SUPPLIED MATERIAL:
'''
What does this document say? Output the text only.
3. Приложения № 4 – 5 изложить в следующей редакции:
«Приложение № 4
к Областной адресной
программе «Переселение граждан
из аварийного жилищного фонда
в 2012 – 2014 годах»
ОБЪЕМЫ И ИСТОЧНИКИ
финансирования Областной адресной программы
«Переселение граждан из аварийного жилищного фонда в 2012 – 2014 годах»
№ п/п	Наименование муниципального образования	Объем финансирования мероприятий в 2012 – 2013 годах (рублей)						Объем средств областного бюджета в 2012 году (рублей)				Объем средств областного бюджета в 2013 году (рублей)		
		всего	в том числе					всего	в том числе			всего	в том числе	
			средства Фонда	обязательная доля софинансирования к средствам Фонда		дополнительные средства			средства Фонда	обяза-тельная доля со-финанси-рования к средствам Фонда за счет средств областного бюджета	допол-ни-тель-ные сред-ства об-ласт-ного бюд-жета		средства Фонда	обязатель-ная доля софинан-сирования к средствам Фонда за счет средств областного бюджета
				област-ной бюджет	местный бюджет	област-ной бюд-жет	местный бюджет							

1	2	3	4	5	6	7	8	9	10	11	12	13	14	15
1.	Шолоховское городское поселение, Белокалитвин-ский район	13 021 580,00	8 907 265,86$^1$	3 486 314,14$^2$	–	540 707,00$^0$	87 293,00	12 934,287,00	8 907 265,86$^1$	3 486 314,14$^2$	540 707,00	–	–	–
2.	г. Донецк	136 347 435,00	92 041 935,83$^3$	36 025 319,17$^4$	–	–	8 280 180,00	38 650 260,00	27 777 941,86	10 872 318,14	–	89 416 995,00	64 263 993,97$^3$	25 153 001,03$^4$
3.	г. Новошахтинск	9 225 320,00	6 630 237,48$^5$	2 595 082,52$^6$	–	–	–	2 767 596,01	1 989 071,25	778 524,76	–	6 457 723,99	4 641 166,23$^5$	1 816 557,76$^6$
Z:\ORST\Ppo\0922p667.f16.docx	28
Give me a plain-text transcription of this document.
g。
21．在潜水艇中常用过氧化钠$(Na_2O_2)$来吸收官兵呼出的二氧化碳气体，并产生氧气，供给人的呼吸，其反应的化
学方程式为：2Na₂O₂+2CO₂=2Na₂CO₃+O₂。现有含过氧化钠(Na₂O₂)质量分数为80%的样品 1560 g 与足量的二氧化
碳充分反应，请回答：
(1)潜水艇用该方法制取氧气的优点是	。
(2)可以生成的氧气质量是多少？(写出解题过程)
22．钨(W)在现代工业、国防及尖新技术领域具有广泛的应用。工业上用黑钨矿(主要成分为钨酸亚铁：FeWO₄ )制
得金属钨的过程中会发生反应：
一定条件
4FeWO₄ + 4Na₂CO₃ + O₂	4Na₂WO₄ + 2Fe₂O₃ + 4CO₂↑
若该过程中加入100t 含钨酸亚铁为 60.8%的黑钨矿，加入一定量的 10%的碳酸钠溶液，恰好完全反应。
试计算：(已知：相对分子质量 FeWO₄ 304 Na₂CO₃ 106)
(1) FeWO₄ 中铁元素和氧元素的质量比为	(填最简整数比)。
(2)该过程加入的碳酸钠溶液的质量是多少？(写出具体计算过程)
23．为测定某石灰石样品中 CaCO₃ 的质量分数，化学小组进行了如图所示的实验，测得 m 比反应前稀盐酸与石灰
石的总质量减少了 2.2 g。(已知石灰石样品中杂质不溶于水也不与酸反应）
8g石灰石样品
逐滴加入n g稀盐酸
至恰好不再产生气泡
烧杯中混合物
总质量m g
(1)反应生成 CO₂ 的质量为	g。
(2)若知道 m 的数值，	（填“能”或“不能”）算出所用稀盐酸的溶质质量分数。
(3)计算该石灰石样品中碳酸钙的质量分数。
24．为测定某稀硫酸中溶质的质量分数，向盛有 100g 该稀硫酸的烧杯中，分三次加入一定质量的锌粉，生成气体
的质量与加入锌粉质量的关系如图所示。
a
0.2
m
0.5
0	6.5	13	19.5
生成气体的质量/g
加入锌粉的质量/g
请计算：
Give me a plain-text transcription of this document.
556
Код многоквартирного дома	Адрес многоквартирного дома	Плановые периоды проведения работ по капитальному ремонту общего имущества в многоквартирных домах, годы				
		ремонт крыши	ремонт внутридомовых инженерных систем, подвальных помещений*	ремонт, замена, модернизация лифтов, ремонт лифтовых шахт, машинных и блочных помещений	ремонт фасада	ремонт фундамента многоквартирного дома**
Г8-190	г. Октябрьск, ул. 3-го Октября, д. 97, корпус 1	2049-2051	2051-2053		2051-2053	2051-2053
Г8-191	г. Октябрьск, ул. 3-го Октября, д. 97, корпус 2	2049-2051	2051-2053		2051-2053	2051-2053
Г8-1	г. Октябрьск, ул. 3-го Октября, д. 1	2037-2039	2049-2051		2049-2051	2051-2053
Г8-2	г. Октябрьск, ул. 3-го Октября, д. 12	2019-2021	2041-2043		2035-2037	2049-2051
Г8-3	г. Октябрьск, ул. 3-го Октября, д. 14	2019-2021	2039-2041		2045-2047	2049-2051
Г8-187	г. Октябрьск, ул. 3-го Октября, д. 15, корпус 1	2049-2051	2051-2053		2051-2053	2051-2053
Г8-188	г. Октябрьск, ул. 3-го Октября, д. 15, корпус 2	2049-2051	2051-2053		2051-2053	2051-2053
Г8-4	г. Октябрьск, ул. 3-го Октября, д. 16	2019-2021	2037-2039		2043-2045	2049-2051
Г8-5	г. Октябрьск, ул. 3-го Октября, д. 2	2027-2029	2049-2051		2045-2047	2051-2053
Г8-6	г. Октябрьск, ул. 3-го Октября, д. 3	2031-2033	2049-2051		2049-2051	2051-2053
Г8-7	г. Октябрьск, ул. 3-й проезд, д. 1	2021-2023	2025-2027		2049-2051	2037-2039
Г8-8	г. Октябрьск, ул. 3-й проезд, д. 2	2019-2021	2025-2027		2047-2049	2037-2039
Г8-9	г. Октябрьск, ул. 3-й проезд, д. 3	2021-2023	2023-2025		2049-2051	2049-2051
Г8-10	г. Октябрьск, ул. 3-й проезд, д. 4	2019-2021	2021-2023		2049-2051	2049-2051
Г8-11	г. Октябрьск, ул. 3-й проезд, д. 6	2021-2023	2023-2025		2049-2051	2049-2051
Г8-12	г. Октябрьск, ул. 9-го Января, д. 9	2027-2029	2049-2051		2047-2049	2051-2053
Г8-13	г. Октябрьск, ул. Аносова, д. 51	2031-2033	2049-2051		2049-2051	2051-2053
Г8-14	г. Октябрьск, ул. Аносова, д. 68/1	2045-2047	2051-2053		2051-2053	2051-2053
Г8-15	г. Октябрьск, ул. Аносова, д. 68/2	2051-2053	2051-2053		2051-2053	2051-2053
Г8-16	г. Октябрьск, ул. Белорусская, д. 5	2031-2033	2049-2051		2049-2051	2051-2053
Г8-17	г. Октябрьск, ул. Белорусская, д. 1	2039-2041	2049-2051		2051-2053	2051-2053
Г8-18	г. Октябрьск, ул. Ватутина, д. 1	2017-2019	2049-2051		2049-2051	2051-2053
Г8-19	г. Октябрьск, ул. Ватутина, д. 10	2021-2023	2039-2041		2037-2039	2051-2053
'''
TASK DIRECTIONS: Scan the material and collect every line that contains "адресной".

CORRECT RESULT:
к Областной адресной
финансирования Областной адресной программы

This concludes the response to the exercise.